[Data records]

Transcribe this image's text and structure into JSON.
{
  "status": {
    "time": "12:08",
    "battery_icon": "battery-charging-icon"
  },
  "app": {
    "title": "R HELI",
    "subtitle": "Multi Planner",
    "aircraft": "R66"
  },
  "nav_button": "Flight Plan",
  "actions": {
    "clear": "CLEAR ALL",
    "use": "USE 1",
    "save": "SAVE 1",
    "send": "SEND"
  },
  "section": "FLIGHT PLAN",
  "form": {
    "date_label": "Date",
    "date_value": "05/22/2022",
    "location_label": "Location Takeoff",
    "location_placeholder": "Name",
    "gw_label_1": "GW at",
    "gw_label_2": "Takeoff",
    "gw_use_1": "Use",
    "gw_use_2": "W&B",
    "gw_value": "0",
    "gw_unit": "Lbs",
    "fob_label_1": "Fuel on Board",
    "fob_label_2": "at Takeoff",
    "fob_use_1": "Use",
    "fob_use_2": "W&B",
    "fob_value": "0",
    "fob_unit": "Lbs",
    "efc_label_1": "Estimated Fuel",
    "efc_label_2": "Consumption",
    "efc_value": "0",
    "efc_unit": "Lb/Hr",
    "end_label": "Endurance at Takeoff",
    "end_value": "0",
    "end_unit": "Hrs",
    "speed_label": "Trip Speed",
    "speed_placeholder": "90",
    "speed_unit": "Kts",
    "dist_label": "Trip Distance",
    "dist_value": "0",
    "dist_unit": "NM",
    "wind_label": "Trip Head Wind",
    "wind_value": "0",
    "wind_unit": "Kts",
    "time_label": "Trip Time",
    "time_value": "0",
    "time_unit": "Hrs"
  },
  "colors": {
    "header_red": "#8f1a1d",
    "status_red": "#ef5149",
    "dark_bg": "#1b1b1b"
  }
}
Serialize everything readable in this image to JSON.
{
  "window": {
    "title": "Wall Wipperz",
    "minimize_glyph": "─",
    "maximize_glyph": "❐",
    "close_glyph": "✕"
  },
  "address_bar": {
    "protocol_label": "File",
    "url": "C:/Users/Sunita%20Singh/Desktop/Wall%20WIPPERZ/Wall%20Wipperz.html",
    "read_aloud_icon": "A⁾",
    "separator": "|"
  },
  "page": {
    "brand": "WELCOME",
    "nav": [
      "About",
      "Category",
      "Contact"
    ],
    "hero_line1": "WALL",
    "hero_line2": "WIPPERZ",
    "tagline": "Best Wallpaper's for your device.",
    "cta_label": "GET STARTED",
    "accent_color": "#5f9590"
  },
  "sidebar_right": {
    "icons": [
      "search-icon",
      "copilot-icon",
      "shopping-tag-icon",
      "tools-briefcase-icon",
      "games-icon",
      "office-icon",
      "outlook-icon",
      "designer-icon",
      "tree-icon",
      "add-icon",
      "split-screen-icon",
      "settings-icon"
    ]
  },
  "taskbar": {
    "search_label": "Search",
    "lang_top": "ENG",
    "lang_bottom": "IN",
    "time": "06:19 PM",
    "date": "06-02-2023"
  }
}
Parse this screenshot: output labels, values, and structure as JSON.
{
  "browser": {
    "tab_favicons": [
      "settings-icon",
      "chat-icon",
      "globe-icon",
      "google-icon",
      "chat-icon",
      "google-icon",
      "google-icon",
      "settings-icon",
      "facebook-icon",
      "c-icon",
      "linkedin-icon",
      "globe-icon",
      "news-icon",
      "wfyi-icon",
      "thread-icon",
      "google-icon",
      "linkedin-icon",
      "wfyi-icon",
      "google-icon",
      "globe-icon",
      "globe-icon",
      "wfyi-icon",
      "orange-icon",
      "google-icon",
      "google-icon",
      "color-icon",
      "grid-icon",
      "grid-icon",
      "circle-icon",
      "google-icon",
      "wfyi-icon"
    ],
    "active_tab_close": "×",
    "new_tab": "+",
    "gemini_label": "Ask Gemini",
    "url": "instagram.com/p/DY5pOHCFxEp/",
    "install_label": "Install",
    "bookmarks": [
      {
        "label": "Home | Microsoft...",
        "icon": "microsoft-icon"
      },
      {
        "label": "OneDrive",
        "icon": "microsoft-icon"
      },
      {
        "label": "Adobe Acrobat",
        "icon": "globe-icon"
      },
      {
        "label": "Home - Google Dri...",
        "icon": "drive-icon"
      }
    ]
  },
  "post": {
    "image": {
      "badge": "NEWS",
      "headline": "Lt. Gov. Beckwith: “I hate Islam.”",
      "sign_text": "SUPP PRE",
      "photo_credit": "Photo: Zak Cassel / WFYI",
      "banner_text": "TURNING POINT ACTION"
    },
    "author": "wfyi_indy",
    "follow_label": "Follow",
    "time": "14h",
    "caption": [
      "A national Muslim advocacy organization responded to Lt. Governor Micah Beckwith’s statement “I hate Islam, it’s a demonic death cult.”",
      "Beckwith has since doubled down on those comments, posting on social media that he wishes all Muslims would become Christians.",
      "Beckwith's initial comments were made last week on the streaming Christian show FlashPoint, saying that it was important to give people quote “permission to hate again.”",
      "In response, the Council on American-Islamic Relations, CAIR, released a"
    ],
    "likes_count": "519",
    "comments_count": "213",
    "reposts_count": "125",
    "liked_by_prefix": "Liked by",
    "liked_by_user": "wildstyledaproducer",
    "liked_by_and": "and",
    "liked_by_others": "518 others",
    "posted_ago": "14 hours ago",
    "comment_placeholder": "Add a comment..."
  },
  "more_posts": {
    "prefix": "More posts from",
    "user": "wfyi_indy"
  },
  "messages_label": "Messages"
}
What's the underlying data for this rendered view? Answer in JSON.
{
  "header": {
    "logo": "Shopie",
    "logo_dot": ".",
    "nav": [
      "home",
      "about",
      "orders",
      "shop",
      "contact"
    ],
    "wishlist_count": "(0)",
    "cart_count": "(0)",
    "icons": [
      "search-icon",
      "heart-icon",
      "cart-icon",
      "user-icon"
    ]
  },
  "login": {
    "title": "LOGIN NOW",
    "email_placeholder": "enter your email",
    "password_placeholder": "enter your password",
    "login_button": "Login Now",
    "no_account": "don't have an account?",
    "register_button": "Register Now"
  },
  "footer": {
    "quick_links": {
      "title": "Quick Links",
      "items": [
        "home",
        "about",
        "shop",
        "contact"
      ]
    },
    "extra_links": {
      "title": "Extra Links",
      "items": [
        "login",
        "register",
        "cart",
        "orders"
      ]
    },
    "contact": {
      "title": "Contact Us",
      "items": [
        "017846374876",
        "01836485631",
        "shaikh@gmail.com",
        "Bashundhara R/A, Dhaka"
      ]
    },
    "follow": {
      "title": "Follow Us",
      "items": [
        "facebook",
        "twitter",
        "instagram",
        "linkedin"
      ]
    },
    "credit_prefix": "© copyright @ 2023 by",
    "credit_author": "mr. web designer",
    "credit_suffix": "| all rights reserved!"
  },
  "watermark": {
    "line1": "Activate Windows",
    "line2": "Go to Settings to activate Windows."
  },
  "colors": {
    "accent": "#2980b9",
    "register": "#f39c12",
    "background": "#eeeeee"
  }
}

**Requirement**
From the records above, pick out and copy each line holding the word "your".

**Response**
    "tagline": "Best Wallpaper's for your device.",
    "email_placeholder": "enter your email",
    "password_placeholder": "enter your password",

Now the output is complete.